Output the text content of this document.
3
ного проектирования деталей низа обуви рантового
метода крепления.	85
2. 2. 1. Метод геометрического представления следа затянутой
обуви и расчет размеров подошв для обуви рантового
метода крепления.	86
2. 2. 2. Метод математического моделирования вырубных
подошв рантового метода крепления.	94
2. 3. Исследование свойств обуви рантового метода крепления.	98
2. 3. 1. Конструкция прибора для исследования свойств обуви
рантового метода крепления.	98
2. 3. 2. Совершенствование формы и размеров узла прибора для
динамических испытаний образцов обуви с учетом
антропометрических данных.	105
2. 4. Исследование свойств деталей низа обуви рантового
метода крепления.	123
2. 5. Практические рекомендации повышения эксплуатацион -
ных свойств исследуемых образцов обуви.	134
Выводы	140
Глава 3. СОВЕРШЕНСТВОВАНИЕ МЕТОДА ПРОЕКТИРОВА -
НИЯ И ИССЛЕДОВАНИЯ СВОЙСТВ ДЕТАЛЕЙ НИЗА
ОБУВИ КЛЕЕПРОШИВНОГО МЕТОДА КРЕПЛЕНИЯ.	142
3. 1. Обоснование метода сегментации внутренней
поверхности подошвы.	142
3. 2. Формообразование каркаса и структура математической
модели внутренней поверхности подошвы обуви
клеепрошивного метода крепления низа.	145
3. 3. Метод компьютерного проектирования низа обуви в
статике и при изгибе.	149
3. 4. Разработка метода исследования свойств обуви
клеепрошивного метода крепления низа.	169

----------

Requirements: Hand back the material above in full, exactly as written.

Correct result:
Output the text content of this document.
3
ного проектирования деталей низа обуви рантового
метода крепления.	85
2. 2. 1. Метод геометрического представления следа затянутой
обуви и расчет размеров подошв для обуви рантового
метода крепления.	86
2. 2. 2. Метод математического моделирования вырубных
подошв рантового метода крепления.	94
2. 3. Исследование свойств обуви рантового метода крепления.	98
2. 3. 1. Конструкция прибора для исследования свойств обуви
рантового метода крепления.	98
2. 3. 2. Совершенствование формы и размеров узла прибора для
динамических испытаний образцов обуви с учетом
антропометрических данных.	105
2. 4. Исследование свойств деталей низа обуви рантового
метода крепления.	123
2. 5. Практические рекомендации повышения эксплуатацион -
ных свойств исследуемых образцов обуви.	134
Выводы	140
Глава 3. СОВЕРШЕНСТВОВАНИЕ МЕТОДА ПРОЕКТИРОВА -
НИЯ И ИССЛЕДОВАНИЯ СВОЙСТВ ДЕТАЛЕЙ НИЗА
ОБУВИ КЛЕЕПРОШИВНОГО МЕТОДА КРЕПЛЕНИЯ.	142
3. 1. Обоснование метода сегментации внутренней
поверхности подошвы.	142
3. 2. Формообразование каркаса и структура математической
модели внутренней поверхности подошвы обуви
клеепрошивного метода крепления низа.	145
3. 3. Метод компьютерного проектирования низа обуви в
статике и при изгибе.	149
3. 4. Разработка метода исследования свойств обуви
клеепрошивного метода крепления низа.	169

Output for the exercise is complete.